WHAT YOU SHOULD DO> Repeat the records word for word, excluding any picture.

DATA LINES>
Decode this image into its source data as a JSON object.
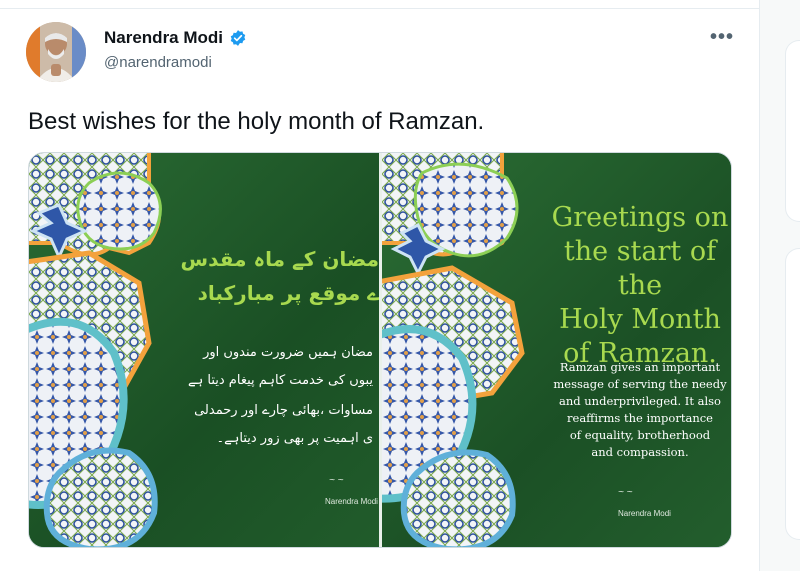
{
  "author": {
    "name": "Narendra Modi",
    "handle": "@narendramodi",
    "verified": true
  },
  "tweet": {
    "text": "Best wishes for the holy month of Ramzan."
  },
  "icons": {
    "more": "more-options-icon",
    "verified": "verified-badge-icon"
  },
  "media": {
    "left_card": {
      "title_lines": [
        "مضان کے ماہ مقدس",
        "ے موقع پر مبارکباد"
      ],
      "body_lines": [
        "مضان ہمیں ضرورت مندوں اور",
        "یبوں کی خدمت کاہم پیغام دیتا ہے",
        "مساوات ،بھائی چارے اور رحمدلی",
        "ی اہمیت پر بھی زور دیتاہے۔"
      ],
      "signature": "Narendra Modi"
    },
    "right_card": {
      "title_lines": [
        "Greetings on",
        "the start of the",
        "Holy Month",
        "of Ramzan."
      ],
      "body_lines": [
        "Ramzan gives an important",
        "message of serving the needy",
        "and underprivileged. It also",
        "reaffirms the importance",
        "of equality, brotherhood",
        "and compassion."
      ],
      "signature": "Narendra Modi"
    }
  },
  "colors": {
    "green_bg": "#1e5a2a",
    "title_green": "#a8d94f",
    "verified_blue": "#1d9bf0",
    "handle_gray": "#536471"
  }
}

RESPONSE TO THIS TASK>
Decode this image into its source data as a JSON object.
{
  "author": {
    "name": "Narendra Modi",
    "handle": "@narendramodi",
    "verified": true
  },
  "tweet": {
    "text": "Best wishes for the holy month of Ramzan."
  },
  "icons": {
    "more": "more-options-icon",
    "verified": "verified-badge-icon"
  },
  "media": {
    "left_card": {
      "title_lines": [
        "مضان کے ماہ مقدس",
        "ے موقع پر مبارکباد"
      ],
      "body_lines": [
        "مضان ہمیں ضرورت مندوں اور",
        "یبوں کی خدمت کاہم پیغام دیتا ہے",
        "مساوات ،بھائی چارے اور رحمدلی",
        "ی اہمیت پر بھی زور دیتاہے۔"
      ],
      "signature": "Narendra Modi"
    },
    "right_card": {
      "title_lines": [
        "Greetings on",
        "the start of the",
        "Holy Month",
        "of Ramzan."
      ],
      "body_lines": [
        "Ramzan gives an important",
        "message of serving the needy",
        "and underprivileged. It also",
        "reaffirms the importance",
        "of equality, brotherhood",
        "and compassion."
      ],
      "signature": "Narendra Modi"
    }
  },
  "colors": {
    "green_bg": "#1e5a2a",
    "title_green": "#a8d94f",
    "verified_blue": "#1d9bf0",
    "handle_gray": "#536471"
  }
}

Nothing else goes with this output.